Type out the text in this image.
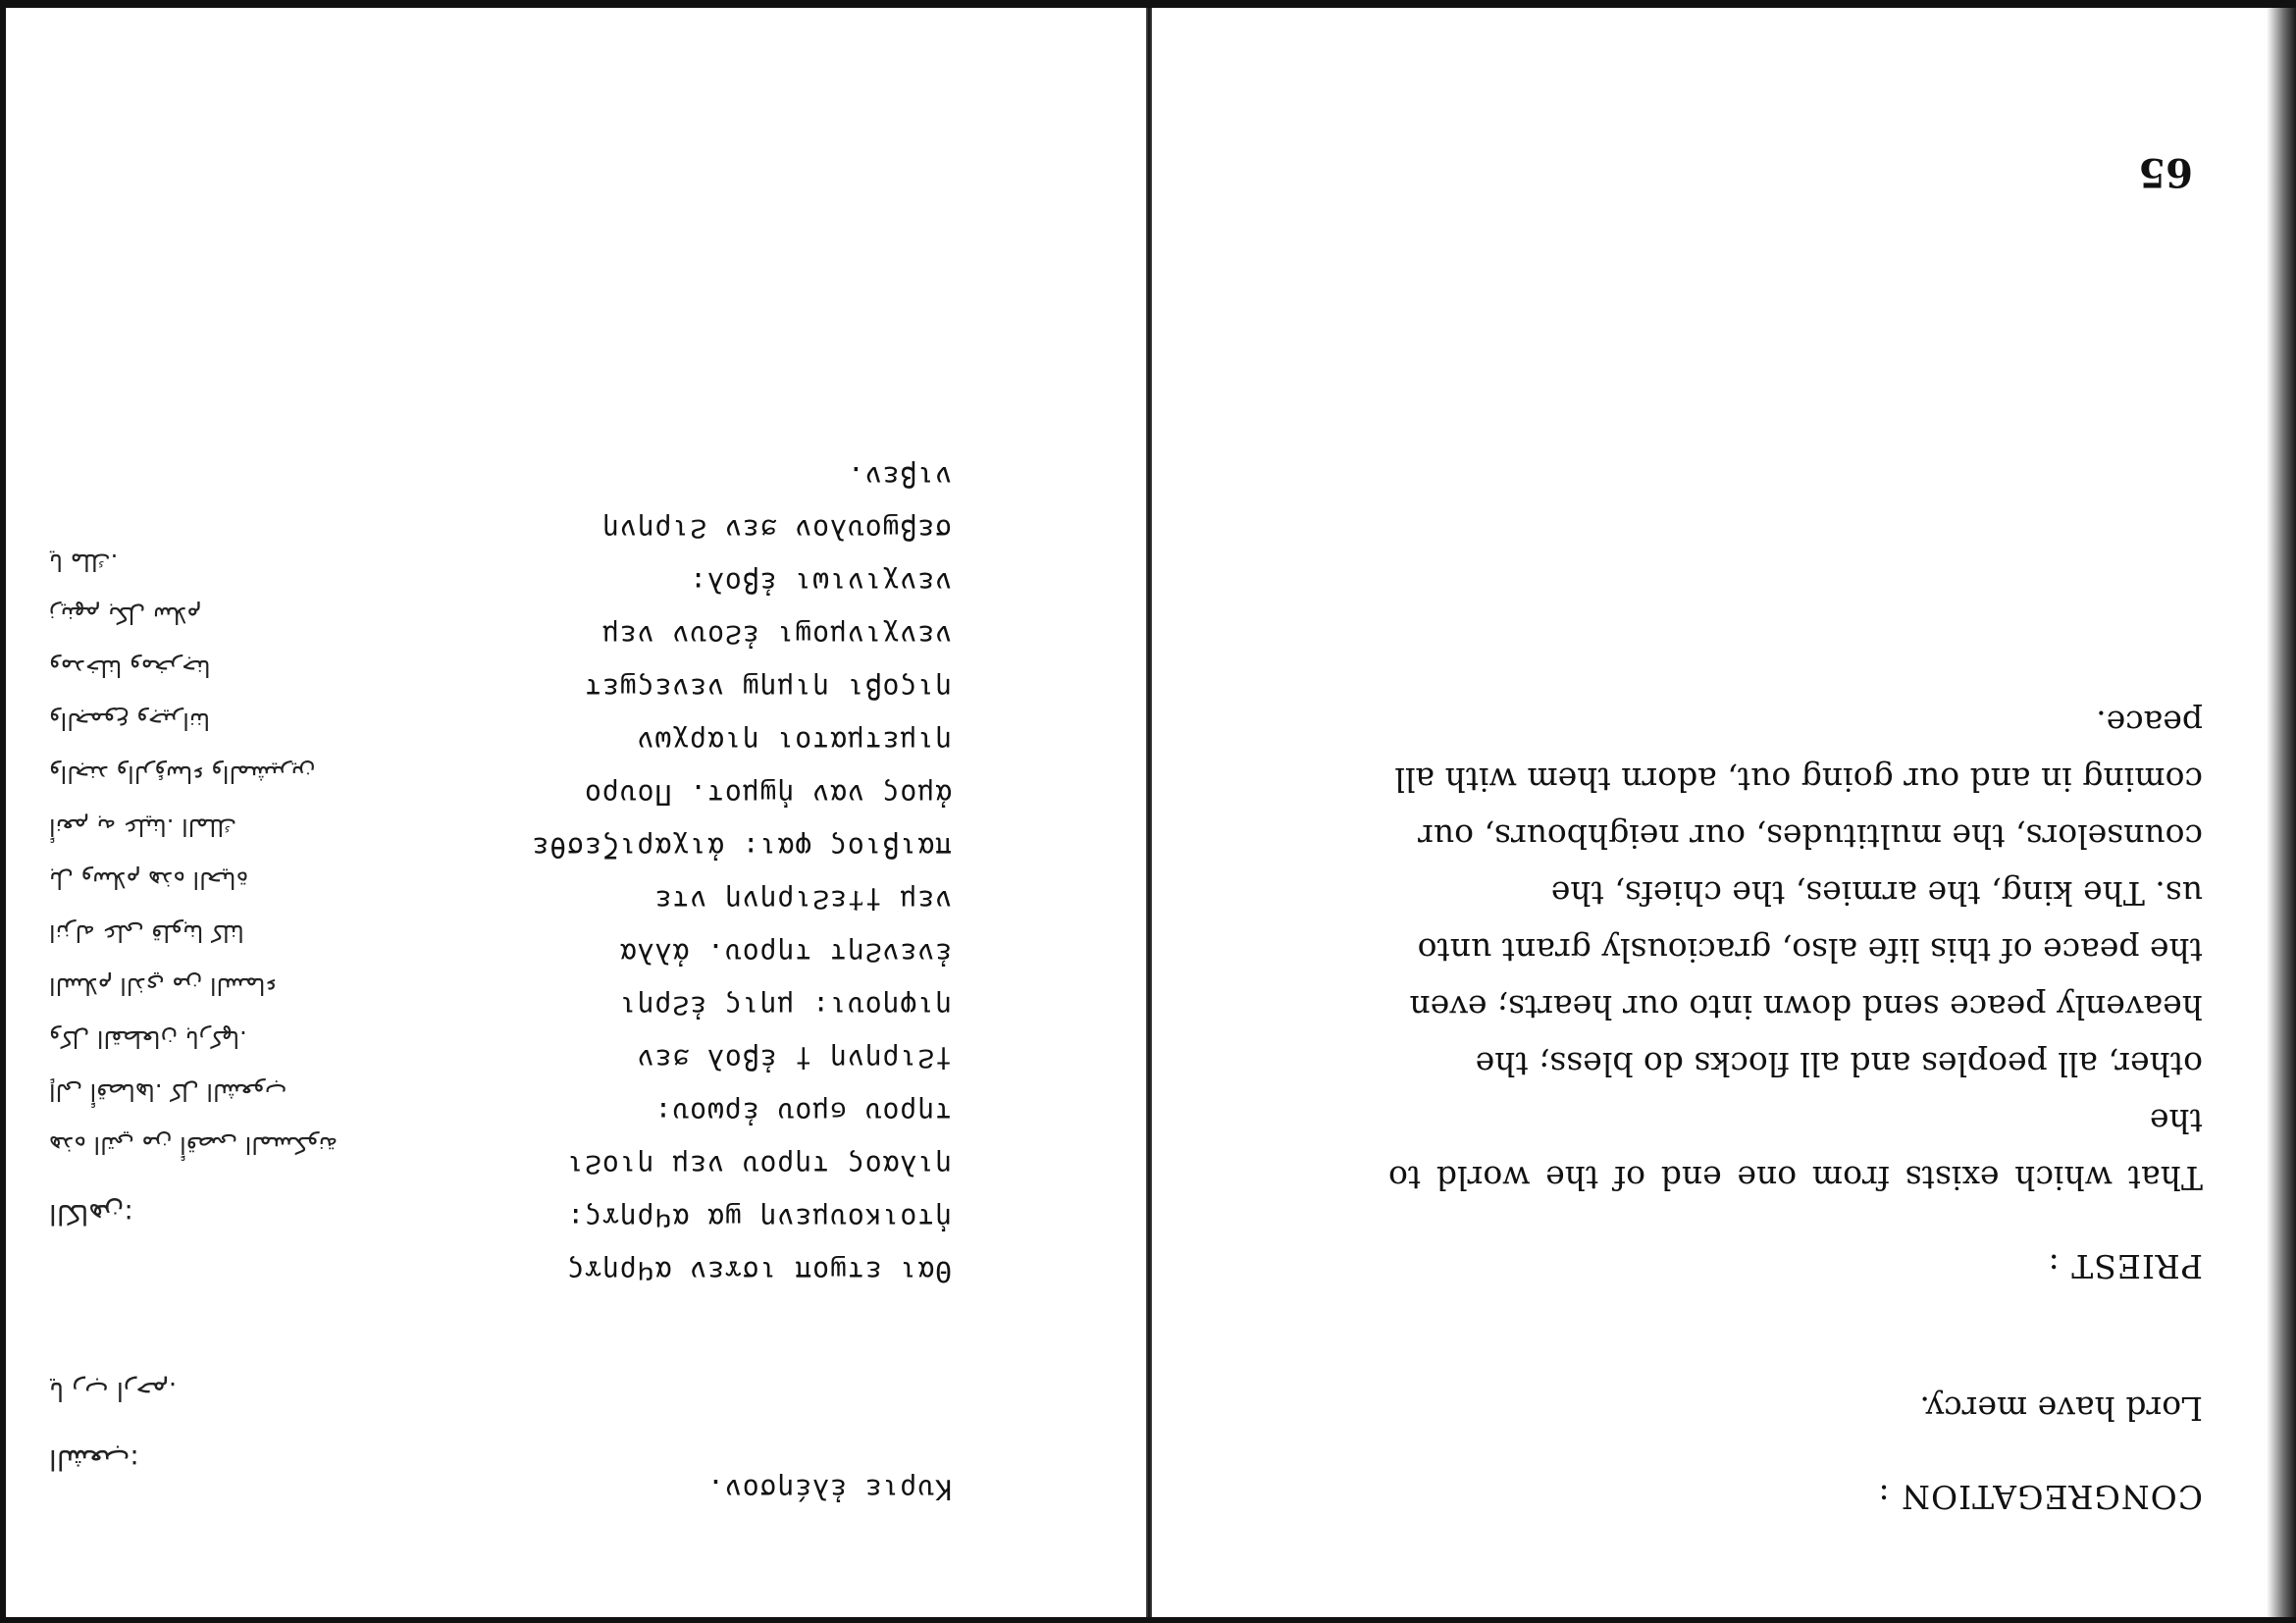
65
CONGREGATION :
Lord have mercy.
PRIEST :

That which exists from one end of the world to the

other, all peoples and all flocks do bless; the

heavenly peace send down into our hearts; even

the peace of this life also, graciously grant unto

us. The king, the armies, the chiefs, the

counselors, the multitudes, our neighbours, our

coming in and our going out, adorn them with all

peace.

Κυριε ἐλέησον.

Θαι ετϣοπ ισϫεν αϥρηϫς

ἡτοικουμενη ϣα αϥρηϫς:

ηιλαος τηρου νεμ ηιοϩι

τηρου ϭμου ἐρωου:

†ϩιρηνη † ἐβολ ϧεν

ηιφηουι: μηις ἐϩρηι

ἐνενϩητ τηρου. ἀλλα

νεμ †ϯεϩιρηνη ντε

παιβιος φαι: ἀιχαριζεσθε

ἀμος ναν ἡϣμοτ. Πουρο

ηιμετματοι ηιαρχων

ηιςοβι ηιμηϣ νενεςϣετ

νενχινμοϣι ἐϩουν νεμ

νενχινιωι ἐβολ:

σεβϣουλον ϧεν ϩιρηνη

νιβεν.

الشعب:
يا رب ارحم.
الكاهن:

هذه التي من أقصى المسكونة

إلى أقصاها. كل الشعوب

وكل القطعان باركها.

السلام الذي من السماء

انزله على قلوبنا كلنا

بل وسلام هذه الحياة

أنعم به علينا. الملك

والجند والرؤساء والمشيرين

والجموع وجيراننا

ومدخلنا ومخرجنا

زينهم بكل سلام

يا ملك.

──────────────────────────────

- [DESCRIPTION OF THE TASK] Copy each line in full and exactly, omitting any picture.

- [CORRECT ANSWER]
Type out the text in this image.
65
CONGREGATION :
Lord have mercy.
PRIEST :

That which exists from one end of the world to the

other, all peoples and all flocks do bless; the

heavenly peace send down into our hearts; even

the peace of this life also, graciously grant unto

us. The king, the armies, the chiefs, the

counselors, the multitudes, our neighbours, our

coming in and our going out, adorn them with all

peace.

Κυριε ἐλέησον.

Θαι ετϣοπ ισϫεν αϥρηϫς

ἡτοικουμενη ϣα αϥρηϫς:

ηιλαος τηρου νεμ ηιοϩι

τηρου ϭμου ἐρωου:

†ϩιρηνη † ἐβολ ϧεν

ηιφηουι: μηις ἐϩρηι

ἐνενϩητ τηρου. ἀλλα

νεμ †ϯεϩιρηνη ντε

παιβιος φαι: ἀιχαριζεσθε

ἀμος ναν ἡϣμοτ. Πουρο

ηιμετματοι ηιαρχων

ηιςοβι ηιμηϣ νενεςϣετ

νενχινμοϣι ἐϩουν νεμ

νενχινιωι ἐβολ:

σεβϣουλον ϧεν ϩιρηνη

νιβεν.

الشعب:
يا رب ارحم.
الكاهن:

هذه التي من أقصى المسكونة

إلى أقصاها. كل الشعوب

وكل القطعان باركها.

السلام الذي من السماء

انزله على قلوبنا كلنا

بل وسلام هذه الحياة

أنعم به علينا. الملك

والجند والرؤساء والمشيرين

والجموع وجيراننا

ومدخلنا ومخرجنا

زينهم بكل سلام

يا ملك.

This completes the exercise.